Goal - The records that follow must be repeated verbatim, every one of them.

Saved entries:
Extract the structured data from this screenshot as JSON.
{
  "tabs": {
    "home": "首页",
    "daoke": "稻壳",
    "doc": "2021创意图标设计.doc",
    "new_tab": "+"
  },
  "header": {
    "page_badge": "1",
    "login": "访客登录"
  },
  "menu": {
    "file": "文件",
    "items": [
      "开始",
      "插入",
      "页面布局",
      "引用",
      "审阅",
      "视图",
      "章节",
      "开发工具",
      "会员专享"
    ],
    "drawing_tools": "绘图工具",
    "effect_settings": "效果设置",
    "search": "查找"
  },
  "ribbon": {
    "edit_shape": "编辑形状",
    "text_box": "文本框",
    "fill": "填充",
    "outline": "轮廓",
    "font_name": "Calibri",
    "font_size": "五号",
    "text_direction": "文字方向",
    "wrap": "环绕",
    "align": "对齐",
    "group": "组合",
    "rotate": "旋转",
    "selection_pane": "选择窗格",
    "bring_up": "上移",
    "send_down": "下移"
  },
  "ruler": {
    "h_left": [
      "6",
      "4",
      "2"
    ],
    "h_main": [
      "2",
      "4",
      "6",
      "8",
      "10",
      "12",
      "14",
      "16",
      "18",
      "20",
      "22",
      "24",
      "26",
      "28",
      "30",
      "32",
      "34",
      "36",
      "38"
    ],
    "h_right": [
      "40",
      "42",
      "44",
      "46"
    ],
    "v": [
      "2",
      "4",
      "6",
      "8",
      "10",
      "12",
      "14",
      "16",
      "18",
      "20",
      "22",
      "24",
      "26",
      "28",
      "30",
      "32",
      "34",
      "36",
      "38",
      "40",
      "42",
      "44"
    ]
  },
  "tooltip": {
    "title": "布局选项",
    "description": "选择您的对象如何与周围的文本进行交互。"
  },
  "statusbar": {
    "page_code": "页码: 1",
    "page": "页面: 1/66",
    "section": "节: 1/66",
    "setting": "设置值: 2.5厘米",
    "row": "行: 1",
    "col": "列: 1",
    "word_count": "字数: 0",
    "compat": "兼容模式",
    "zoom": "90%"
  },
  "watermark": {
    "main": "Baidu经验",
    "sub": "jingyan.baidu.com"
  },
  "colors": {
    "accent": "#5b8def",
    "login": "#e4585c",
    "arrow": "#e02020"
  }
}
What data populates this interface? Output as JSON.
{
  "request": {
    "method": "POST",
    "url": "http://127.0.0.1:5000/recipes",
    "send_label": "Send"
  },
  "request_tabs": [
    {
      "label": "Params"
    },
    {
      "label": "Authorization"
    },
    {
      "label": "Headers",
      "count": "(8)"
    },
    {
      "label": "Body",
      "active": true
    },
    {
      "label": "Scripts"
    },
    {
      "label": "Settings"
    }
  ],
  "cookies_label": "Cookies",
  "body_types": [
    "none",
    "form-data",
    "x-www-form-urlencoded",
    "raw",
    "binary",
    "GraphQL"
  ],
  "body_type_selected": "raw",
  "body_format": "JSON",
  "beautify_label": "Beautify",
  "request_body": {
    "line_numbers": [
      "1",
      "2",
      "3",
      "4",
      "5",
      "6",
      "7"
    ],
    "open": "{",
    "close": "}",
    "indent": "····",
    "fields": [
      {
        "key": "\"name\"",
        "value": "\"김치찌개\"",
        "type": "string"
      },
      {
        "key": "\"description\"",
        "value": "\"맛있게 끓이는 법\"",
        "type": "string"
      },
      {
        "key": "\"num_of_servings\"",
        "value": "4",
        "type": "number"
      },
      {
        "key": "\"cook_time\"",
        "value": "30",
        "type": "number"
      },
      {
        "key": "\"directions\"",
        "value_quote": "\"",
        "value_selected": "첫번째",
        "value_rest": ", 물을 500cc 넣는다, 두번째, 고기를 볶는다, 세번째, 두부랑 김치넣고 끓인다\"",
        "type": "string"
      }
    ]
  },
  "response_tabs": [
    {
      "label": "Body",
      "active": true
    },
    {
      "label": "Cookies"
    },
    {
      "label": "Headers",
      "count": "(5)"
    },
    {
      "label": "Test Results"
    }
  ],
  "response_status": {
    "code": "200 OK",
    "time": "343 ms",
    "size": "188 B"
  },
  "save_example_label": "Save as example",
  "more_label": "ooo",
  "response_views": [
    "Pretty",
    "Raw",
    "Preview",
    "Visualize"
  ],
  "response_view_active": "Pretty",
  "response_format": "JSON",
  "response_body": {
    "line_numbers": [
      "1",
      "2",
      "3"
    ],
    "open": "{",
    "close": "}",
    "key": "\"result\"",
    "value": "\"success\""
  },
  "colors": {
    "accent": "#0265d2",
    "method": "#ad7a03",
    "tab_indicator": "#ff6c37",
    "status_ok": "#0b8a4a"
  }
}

Result -
Extract the structured data from this screenshot as JSON.
{
  "tabs": {
    "home": "首页",
    "daoke": "稻壳",
    "doc": "2021创意图标设计.doc",
    "new_tab": "+"
  },
  "header": {
    "page_badge": "1",
    "login": "访客登录"
  },
  "menu": {
    "file": "文件",
    "items": [
      "开始",
      "插入",
      "页面布局",
      "引用",
      "审阅",
      "视图",
      "章节",
      "开发工具",
      "会员专享"
    ],
    "drawing_tools": "绘图工具",
    "effect_settings": "效果设置",
    "search": "查找"
  },
  "ribbon": {
    "edit_shape": "编辑形状",
    "text_box": "文本框",
    "fill": "填充",
    "outline": "轮廓",
    "font_name": "Calibri",
    "font_size": "五号",
    "text_direction": "文字方向",
    "wrap": "环绕",
    "align": "对齐",
    "group": "组合",
    "rotate": "旋转",
    "selection_pane": "选择窗格",
    "bring_up": "上移",
    "send_down": "下移"
  },
  "ruler": {
    "h_left": [
      "6",
      "4",
      "2"
    ],
    "h_main": [
      "2",
      "4",
      "6",
      "8",
      "10",
      "12",
      "14",
      "16",
      "18",
      "20",
      "22",
      "24",
      "26",
      "28",
      "30",
      "32",
      "34",
      "36",
      "38"
    ],
    "h_right": [
      "40",
      "42",
      "44",
      "46"
    ],
    "v": [
      "2",
      "4",
      "6",
      "8",
      "10",
      "12",
      "14",
      "16",
      "18",
      "20",
      "22",
      "24",
      "26",
      "28",
      "30",
      "32",
      "34",
      "36",
      "38",
      "40",
      "42",
      "44"
    ]
  },
  "tooltip": {
    "title": "布局选项",
    "description": "选择您的对象如何与周围的文本进行交互。"
  },
  "statusbar": {
    "page_code": "页码: 1",
    "page": "页面: 1/66",
    "section": "节: 1/66",
    "setting": "设置值: 2.5厘米",
    "row": "行: 1",
    "col": "列: 1",
    "word_count": "字数: 0",
    "compat": "兼容模式",
    "zoom": "90%"
  },
  "watermark": {
    "main": "Baidu经验",
    "sub": "jingyan.baidu.com"
  },
  "colors": {
    "accent": "#5b8def",
    "login": "#e4585c",
    "arrow": "#e02020"
  }
}
What data populates this interface? Output as JSON.
{
  "request": {
    "method": "POST",
    "url": "http://127.0.0.1:5000/recipes",
    "send_label": "Send"
  },
  "request_tabs": [
    {
      "label": "Params"
    },
    {
      "label": "Authorization"
    },
    {
      "label": "Headers",
      "count": "(8)"
    },
    {
      "label": "Body",
      "active": true
    },
    {
      "label": "Scripts"
    },
    {
      "label": "Settings"
    }
  ],
  "cookies_label": "Cookies",
  "body_types": [
    "none",
    "form-data",
    "x-www-form-urlencoded",
    "raw",
    "binary",
    "GraphQL"
  ],
  "body_type_selected": "raw",
  "body_format": "JSON",
  "beautify_label": "Beautify",
  "request_body": {
    "line_numbers": [
      "1",
      "2",
      "3",
      "4",
      "5",
      "6",
      "7"
    ],
    "open": "{",
    "close": "}",
    "indent": "····",
    "fields": [
      {
        "key": "\"name\"",
        "value": "\"김치찌개\"",
        "type": "string"
      },
      {
        "key": "\"description\"",
        "value": "\"맛있게 끓이는 법\"",
        "type": "string"
      },
      {
        "key": "\"num_of_servings\"",
        "value": "4",
        "type": "number"
      },
      {
        "key": "\"cook_time\"",
        "value": "30",
        "type": "number"
      },
      {
        "key": "\"directions\"",
        "value_quote": "\"",
        "value_selected": "첫번째",
        "value_rest": ", 물을 500cc 넣는다, 두번째, 고기를 볶는다, 세번째, 두부랑 김치넣고 끓인다\"",
        "type": "string"
      }
    ]
  },
  "response_tabs": [
    {
      "label": "Body",
      "active": true
    },
    {
      "label": "Cookies"
    },
    {
      "label": "Headers",
      "count": "(5)"
    },
    {
      "label": "Test Results"
    }
  ],
  "response_status": {
    "code": "200 OK",
    "time": "343 ms",
    "size": "188 B"
  },
  "save_example_label": "Save as example",
  "more_label": "ooo",
  "response_views": [
    "Pretty",
    "Raw",
    "Preview",
    "Visualize"
  ],
  "response_view_active": "Pretty",
  "response_format": "JSON",
  "response_body": {
    "line_numbers": [
      "1",
      "2",
      "3"
    ],
    "open": "{",
    "close": "}",
    "key": "\"result\"",
    "value": "\"success\""
  },
  "colors": {
    "accent": "#0265d2",
    "method": "#ad7a03",
    "tab_indicator": "#ff6c37",
    "status_ok": "#0b8a4a"
  }
}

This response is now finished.